_AIM OF THE EXERCISE_: Pick out and copy every line below that has the word "JSON".

_ENTRIES SUPPLIED_:
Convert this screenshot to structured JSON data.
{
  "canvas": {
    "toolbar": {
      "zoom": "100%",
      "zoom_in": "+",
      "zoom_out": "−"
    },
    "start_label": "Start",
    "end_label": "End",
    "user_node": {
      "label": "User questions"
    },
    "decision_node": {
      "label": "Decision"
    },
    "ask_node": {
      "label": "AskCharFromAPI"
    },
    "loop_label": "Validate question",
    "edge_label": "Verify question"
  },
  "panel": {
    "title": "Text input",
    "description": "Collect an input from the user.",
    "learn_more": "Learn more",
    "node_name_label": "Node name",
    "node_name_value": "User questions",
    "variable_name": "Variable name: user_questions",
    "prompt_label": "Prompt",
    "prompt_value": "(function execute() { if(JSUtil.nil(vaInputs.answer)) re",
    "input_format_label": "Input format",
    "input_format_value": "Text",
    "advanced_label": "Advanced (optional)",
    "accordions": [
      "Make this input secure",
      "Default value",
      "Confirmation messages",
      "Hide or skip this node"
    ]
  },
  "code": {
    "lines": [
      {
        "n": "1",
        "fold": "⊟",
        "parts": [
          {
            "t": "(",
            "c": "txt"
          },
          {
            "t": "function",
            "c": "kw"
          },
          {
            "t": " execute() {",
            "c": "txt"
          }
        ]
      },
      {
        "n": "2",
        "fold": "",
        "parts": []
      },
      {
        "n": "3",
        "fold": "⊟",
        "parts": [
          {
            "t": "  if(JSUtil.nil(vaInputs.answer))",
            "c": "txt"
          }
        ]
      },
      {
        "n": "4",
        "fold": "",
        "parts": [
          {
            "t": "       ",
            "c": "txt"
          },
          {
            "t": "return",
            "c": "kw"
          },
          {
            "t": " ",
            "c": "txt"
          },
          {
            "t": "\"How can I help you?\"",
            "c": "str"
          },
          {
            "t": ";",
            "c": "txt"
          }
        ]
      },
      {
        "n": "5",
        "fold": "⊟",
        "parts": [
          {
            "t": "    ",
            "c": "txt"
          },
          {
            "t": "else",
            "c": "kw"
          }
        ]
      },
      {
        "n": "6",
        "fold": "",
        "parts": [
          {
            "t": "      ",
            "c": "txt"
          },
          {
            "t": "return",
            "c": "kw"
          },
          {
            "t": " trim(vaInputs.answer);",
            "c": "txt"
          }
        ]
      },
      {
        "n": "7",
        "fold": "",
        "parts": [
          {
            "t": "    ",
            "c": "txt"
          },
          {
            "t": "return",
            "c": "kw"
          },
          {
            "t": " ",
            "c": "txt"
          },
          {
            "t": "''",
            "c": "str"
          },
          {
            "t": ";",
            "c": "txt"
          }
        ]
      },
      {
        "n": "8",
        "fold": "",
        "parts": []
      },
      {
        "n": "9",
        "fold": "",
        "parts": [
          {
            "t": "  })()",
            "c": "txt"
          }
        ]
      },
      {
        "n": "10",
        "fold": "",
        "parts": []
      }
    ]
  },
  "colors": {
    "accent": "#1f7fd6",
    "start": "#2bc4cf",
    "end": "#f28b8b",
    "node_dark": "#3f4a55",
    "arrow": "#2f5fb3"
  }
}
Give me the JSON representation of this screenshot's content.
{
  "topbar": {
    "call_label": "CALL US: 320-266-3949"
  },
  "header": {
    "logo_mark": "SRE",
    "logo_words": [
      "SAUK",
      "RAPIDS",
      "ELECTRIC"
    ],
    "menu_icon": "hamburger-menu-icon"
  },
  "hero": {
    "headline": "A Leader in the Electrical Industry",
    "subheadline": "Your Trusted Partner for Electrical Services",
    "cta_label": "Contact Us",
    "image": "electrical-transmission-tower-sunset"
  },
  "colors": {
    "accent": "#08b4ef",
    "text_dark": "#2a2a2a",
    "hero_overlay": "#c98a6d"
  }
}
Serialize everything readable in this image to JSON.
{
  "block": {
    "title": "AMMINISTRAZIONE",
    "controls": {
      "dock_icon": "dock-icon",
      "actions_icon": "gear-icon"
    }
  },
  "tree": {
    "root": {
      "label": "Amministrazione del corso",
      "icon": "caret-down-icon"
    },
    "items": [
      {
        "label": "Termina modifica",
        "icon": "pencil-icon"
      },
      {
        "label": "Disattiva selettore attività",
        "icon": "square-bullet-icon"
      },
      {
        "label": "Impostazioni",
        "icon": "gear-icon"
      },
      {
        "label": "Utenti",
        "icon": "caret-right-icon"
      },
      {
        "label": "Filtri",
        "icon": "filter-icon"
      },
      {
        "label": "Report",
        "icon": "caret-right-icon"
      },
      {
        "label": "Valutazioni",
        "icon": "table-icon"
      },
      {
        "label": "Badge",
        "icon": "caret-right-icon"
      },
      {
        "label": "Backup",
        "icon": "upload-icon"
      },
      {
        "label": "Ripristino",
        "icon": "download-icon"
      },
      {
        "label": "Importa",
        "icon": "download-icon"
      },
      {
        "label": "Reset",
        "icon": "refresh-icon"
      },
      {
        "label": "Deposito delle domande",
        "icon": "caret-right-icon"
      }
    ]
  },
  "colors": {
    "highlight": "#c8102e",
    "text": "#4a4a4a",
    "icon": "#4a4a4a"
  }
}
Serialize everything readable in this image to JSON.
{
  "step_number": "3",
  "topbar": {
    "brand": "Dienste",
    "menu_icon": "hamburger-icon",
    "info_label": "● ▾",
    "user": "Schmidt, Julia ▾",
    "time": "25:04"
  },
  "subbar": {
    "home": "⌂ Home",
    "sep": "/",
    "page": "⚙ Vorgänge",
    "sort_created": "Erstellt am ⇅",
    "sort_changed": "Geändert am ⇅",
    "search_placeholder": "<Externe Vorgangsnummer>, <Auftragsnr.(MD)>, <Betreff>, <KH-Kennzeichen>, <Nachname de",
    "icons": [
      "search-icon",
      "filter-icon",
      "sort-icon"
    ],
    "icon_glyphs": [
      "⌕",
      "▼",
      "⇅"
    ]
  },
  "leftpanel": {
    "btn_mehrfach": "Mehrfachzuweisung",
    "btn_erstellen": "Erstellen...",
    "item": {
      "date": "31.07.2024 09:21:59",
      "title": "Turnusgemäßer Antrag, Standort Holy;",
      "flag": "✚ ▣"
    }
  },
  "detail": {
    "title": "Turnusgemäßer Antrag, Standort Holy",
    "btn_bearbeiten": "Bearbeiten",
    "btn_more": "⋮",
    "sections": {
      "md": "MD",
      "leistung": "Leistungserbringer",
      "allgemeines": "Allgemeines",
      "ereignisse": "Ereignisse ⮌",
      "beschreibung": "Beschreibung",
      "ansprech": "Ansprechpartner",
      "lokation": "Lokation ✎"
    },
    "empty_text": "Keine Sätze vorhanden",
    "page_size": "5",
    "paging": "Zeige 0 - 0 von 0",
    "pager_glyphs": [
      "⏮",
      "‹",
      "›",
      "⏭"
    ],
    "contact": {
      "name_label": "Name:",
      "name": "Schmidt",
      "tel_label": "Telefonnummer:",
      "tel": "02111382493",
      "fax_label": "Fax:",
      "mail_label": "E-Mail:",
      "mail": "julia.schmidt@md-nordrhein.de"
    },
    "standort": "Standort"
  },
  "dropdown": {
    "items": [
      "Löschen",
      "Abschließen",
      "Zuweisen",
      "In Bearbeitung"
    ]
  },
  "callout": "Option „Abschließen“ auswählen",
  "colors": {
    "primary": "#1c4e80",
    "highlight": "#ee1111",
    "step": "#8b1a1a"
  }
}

_EXERCISE OUTPUT_:
Convert this screenshot to structured JSON data.
Give me the JSON representation of this screenshot's content.
Serialize everything readable in this image to JSON.
Serialize everything readable in this image to JSON.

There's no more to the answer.